TASK INSTRUCTIONS:
Skip the pictures. Copy all the rest of the records down exactly.

Records contained in a dataset:

====

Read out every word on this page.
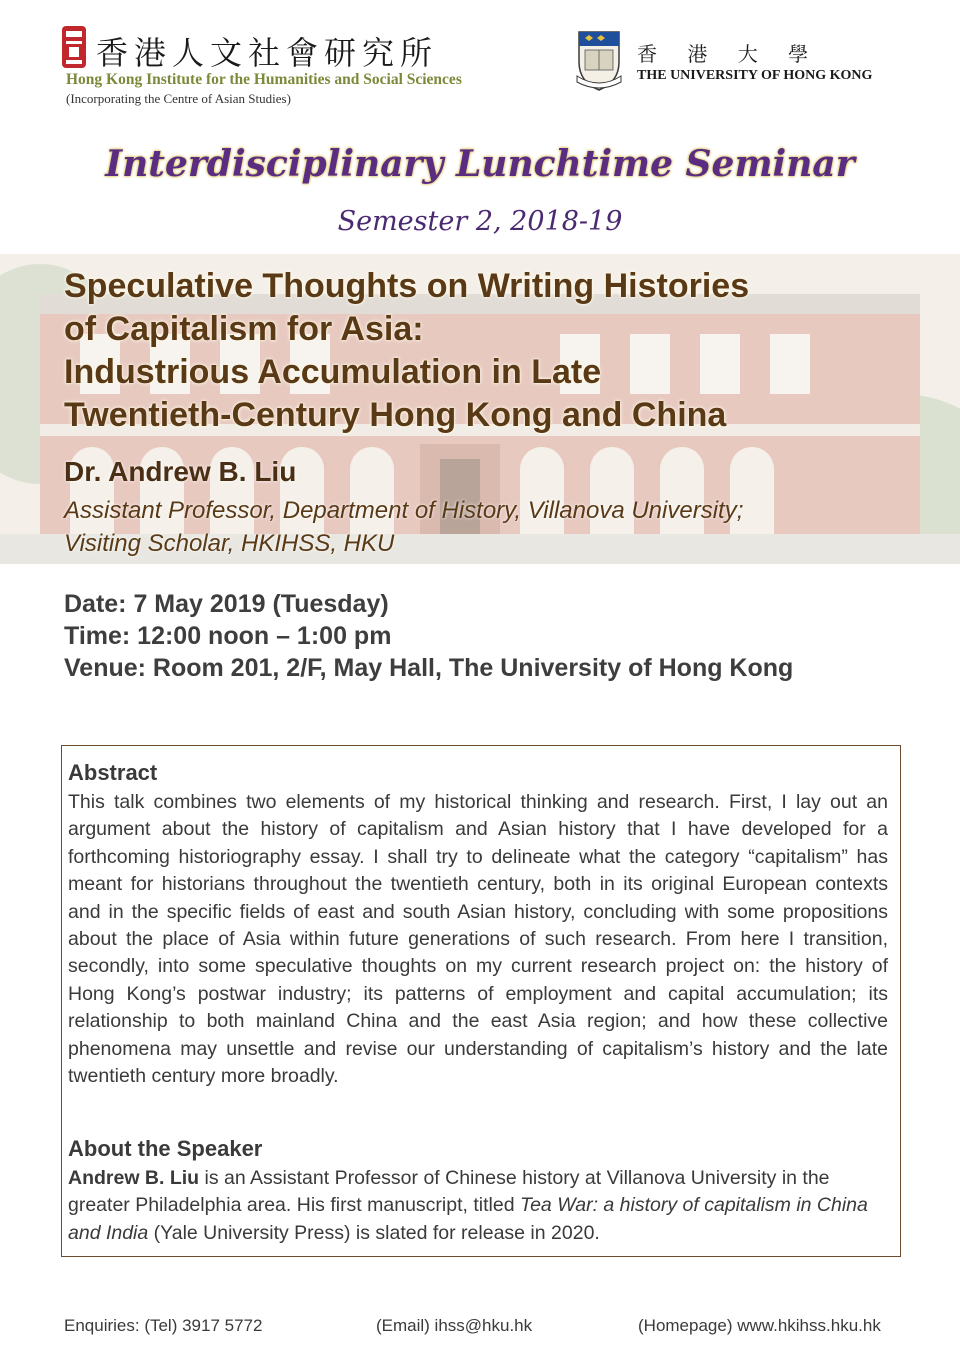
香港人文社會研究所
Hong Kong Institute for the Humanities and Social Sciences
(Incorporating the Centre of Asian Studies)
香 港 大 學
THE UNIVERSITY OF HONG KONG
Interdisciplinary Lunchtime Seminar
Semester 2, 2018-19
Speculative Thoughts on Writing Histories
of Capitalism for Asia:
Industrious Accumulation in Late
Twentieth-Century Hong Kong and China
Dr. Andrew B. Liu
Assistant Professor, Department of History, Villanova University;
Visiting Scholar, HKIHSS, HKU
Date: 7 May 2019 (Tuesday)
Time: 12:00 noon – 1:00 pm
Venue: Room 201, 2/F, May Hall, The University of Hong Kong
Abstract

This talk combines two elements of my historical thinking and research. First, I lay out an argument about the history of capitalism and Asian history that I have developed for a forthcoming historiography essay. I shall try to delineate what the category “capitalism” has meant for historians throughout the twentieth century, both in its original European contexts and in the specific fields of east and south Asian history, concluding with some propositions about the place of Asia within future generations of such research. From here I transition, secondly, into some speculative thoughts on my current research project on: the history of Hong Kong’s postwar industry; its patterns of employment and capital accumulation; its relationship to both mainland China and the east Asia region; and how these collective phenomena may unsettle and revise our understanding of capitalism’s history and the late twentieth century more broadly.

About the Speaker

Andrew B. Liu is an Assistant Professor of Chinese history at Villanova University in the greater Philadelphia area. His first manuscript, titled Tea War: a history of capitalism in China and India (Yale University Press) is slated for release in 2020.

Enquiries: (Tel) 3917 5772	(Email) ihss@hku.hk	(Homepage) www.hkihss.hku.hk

====

COMPLETED EXERCISE:
Read out every word on this page.
香港人文社會研究所
Hong Kong Institute for the Humanities and Social Sciences
(Incorporating the Centre of Asian Studies)
香 港 大 學
THE UNIVERSITY OF HONG KONG
Interdisciplinary Lunchtime Seminar
Semester 2, 2018-19
Speculative Thoughts on Writing Histories
of Capitalism for Asia:
Industrious Accumulation in Late
Twentieth-Century Hong Kong and China
Dr. Andrew B. Liu
Assistant Professor, Department of History, Villanova University;
Visiting Scholar, HKIHSS, HKU
Date: 7 May 2019 (Tuesday)
Time: 12:00 noon – 1:00 pm
Venue: Room 201, 2/F, May Hall, The University of Hong Kong
Abstract

This talk combines two elements of my historical thinking and research. First, I lay out an argument about the history of capitalism and Asian history that I have developed for a forthcoming historiography essay. I shall try to delineate what the category “capitalism” has meant for historians throughout the twentieth century, both in its original European contexts and in the specific fields of east and south Asian history, concluding with some propositions about the place of Asia within future generations of such research. From here I transition, secondly, into some speculative thoughts on my current research project on: the history of Hong Kong’s postwar industry; its patterns of employment and capital accumulation; its relationship to both mainland China and the east Asia region; and how these collective phenomena may unsettle and revise our understanding of capitalism’s history and the late twentieth century more broadly.

About the Speaker

Andrew B. Liu is an Assistant Professor of Chinese history at Villanova University in the greater Philadelphia area. His first manuscript, titled Tea War: a history of capitalism in China and India (Yale University Press) is slated for release in 2020.

Enquiries: (Tel) 3917 5772	(Email) ihss@hku.hk	(Homepage) www.hkihss.hku.hk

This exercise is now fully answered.